-- START Records --

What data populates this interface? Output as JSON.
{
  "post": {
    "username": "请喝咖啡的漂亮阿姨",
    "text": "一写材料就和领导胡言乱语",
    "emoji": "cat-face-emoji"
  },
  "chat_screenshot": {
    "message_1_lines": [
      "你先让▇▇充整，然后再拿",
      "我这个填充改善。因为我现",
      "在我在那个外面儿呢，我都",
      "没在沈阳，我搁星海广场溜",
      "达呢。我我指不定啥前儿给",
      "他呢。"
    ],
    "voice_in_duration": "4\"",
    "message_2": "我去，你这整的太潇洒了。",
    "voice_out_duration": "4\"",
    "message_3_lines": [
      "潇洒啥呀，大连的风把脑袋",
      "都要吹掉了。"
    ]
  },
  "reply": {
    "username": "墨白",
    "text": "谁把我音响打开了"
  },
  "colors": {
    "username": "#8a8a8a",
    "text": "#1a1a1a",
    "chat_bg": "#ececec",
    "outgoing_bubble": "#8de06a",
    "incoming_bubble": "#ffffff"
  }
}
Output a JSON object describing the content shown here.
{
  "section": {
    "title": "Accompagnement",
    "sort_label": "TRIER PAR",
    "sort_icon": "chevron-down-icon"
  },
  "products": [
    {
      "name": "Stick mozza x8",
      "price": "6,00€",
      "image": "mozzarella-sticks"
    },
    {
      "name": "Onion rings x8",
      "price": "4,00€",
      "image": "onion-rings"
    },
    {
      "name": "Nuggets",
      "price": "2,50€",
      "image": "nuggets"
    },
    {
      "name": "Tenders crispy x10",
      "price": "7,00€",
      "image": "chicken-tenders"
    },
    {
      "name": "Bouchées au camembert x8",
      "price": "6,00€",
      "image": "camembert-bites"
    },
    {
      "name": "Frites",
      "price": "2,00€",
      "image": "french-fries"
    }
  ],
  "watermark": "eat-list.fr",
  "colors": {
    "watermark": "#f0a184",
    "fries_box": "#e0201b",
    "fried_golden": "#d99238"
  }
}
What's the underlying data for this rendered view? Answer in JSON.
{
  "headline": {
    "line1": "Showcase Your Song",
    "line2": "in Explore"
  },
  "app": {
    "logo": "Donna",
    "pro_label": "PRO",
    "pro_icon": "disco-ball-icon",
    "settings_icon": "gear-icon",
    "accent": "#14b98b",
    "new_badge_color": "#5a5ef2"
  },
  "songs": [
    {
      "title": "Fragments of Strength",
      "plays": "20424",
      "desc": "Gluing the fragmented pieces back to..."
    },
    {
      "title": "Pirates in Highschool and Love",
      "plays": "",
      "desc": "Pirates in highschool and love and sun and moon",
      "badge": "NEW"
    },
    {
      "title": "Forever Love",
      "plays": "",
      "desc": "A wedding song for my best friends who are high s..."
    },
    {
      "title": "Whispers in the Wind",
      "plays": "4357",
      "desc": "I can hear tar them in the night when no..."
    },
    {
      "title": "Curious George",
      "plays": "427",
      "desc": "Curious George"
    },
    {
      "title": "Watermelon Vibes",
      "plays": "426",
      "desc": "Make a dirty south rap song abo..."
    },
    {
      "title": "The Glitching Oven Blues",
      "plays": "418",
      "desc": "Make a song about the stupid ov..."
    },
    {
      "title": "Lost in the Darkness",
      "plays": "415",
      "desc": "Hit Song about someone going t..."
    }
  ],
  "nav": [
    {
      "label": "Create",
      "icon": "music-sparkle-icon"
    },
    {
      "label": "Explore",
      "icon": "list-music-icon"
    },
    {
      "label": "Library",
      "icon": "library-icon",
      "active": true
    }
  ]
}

-- END Records --

§ Exercise: In the entries above, identify every line with the string "data".

§ Response for this exercise:
What data populates this interface? Output as JSON.
What's the underlying data for this rendered view? Answer in JSON.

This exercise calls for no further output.